# EXERCISE REQUIREMENTS:
Select, from the material below, each line with "piles" in it.

____________

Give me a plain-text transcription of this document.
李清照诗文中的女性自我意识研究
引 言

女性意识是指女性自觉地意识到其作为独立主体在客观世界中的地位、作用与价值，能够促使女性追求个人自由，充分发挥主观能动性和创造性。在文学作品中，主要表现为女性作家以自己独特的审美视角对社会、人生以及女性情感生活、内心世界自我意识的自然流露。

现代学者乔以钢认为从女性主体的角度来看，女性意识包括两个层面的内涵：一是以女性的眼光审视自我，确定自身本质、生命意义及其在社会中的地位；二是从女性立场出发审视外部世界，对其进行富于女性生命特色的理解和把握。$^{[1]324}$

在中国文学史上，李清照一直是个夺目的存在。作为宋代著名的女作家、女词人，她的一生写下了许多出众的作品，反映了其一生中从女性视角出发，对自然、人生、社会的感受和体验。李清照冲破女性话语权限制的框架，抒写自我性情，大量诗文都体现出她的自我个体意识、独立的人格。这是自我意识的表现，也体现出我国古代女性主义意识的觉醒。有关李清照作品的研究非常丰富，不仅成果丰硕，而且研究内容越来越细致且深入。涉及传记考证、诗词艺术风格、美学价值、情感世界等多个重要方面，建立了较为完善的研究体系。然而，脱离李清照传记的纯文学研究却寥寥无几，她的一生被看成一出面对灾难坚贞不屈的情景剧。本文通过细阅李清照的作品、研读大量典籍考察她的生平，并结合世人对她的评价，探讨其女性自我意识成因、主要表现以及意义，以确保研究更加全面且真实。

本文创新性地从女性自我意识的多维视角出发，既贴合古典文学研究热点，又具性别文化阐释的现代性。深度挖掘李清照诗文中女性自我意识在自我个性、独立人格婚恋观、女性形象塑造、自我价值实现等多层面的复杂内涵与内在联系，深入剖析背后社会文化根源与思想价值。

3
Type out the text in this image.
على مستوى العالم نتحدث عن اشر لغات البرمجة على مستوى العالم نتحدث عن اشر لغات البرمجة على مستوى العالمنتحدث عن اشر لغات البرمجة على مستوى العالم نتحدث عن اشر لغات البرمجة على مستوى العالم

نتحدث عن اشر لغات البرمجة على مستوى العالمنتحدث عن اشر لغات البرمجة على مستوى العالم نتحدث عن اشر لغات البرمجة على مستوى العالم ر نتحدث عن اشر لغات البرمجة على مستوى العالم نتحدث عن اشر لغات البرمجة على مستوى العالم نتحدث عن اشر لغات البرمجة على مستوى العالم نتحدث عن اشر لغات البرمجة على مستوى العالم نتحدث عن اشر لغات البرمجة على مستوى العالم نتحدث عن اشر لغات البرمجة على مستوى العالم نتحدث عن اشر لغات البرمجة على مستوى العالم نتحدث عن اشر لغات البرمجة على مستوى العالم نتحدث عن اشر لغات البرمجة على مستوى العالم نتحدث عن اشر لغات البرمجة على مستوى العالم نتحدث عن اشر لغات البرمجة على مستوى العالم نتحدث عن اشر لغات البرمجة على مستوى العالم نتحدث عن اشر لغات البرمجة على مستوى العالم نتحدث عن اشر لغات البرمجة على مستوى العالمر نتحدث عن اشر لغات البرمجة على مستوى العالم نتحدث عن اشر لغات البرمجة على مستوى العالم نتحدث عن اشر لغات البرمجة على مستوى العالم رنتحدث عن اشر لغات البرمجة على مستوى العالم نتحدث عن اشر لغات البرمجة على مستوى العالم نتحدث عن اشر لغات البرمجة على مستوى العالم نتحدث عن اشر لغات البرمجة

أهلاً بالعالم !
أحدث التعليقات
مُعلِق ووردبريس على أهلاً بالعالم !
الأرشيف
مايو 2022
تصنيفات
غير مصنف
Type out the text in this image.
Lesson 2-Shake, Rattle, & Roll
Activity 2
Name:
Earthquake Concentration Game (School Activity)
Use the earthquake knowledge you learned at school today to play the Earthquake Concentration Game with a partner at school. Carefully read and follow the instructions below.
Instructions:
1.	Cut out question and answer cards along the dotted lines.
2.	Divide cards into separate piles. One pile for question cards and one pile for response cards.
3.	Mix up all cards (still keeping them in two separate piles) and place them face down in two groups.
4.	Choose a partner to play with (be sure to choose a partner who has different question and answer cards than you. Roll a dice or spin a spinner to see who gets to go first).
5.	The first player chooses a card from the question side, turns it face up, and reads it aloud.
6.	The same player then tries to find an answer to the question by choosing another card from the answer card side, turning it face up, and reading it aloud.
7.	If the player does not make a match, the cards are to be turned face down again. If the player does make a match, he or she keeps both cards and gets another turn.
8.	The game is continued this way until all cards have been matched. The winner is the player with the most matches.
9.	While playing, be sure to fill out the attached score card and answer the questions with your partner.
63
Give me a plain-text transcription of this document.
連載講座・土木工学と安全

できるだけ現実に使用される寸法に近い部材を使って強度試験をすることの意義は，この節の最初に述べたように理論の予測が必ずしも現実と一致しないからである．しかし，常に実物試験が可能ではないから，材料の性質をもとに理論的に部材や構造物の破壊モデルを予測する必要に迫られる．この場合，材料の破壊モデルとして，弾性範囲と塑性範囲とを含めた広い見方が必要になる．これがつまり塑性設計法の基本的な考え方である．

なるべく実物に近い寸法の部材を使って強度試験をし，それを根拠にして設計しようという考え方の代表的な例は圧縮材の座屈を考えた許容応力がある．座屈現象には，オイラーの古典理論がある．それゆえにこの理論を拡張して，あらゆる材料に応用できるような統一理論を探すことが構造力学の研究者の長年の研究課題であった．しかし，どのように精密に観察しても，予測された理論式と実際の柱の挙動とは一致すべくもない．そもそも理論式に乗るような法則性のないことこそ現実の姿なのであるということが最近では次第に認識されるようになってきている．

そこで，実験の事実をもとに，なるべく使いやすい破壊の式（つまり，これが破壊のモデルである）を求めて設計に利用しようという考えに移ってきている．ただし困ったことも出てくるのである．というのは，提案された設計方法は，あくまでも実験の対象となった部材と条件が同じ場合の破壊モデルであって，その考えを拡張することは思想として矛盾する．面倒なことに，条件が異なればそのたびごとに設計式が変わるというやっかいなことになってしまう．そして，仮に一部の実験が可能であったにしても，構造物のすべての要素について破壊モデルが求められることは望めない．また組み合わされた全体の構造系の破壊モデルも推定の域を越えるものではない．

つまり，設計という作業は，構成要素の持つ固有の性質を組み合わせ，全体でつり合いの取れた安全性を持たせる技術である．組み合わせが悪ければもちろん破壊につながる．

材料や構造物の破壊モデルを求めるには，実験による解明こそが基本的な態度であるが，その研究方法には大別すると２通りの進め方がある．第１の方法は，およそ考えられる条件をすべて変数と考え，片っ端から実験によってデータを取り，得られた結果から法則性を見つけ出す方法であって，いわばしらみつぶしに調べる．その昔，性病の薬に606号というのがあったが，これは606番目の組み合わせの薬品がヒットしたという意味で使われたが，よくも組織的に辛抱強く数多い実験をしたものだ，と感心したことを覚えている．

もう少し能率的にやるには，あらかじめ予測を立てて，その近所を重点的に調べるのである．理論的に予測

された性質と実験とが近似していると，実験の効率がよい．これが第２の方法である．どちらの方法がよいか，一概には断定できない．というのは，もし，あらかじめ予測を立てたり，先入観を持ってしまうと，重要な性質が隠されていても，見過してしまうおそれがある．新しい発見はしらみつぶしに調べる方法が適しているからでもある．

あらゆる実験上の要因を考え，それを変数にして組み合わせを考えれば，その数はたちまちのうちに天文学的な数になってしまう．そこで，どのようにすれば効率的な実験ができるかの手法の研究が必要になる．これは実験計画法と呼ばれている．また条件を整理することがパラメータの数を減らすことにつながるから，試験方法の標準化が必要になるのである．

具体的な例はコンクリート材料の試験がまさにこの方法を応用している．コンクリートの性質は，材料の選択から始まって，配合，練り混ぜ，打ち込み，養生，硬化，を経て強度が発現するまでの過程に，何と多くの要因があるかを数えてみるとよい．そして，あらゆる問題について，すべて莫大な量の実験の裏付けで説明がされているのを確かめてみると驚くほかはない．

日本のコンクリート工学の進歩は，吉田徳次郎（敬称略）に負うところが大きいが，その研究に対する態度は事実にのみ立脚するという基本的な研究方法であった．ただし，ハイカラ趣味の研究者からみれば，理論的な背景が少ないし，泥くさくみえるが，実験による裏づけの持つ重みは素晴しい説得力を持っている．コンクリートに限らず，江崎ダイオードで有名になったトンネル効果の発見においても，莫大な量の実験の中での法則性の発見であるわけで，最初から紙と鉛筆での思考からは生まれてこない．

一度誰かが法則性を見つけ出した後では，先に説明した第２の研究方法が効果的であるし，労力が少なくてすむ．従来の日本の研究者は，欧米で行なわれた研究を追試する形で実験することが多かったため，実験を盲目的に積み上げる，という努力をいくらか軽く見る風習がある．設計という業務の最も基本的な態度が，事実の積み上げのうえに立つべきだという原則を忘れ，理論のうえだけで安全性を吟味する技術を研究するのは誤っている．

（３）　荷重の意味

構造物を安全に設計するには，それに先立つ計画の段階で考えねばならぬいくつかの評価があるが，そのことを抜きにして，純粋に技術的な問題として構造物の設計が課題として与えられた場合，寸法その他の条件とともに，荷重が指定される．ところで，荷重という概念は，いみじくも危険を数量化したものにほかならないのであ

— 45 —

____________

# ANSWER:
2.	Divide cards into separate piles. One pile for question cards and one pile for response cards.
3.	Mix up all cards (still keeping them in two separate piles) and place them face down in two groups.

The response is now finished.